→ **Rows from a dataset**
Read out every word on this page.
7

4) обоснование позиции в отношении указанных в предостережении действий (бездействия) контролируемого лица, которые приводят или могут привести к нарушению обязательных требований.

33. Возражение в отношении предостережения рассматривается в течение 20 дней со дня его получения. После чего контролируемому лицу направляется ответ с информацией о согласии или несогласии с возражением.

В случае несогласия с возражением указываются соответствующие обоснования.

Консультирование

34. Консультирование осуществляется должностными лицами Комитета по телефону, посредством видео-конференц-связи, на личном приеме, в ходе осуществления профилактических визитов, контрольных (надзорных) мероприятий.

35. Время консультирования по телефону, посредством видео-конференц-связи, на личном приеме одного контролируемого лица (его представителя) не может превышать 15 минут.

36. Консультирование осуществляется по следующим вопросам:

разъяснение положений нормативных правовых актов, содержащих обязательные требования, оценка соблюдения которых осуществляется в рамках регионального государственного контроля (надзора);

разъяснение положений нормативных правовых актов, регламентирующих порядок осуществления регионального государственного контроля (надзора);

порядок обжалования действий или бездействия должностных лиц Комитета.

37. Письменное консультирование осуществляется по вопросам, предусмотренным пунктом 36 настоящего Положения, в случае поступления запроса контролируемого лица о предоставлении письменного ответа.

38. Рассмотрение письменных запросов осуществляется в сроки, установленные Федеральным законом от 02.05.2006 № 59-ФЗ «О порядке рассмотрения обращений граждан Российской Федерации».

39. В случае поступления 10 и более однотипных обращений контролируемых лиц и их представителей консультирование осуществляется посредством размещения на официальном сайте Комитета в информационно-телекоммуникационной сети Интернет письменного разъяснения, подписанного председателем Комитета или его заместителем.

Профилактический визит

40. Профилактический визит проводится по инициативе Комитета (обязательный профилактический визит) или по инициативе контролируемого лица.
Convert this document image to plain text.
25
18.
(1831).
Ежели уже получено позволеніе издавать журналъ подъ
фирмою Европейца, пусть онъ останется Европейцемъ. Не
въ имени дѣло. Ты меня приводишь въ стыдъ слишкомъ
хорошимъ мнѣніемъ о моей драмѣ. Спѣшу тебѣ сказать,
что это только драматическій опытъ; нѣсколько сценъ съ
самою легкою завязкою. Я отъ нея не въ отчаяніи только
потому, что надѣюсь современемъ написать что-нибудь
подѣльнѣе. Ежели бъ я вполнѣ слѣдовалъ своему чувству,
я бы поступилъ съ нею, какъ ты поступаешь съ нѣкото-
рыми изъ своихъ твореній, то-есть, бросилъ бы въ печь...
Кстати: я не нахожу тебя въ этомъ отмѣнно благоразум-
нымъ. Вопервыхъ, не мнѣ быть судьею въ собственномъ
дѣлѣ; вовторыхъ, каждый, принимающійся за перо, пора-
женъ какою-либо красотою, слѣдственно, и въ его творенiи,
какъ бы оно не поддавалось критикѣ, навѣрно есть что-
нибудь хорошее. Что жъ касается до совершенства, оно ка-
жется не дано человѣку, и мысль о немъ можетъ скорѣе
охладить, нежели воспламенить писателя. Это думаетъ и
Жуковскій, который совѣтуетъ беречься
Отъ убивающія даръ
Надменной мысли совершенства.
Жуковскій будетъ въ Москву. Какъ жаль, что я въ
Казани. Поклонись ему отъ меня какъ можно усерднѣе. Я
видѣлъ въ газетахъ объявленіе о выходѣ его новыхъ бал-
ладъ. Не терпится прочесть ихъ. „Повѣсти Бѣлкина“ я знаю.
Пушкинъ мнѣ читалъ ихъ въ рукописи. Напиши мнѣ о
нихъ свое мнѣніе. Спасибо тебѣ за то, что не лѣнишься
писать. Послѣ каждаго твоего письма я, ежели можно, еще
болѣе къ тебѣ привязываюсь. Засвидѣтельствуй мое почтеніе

→ **SHORT TASK**
Say how many lines contain "обращений", and give nothing but that number.

→ **RIGHT ANSWER**
2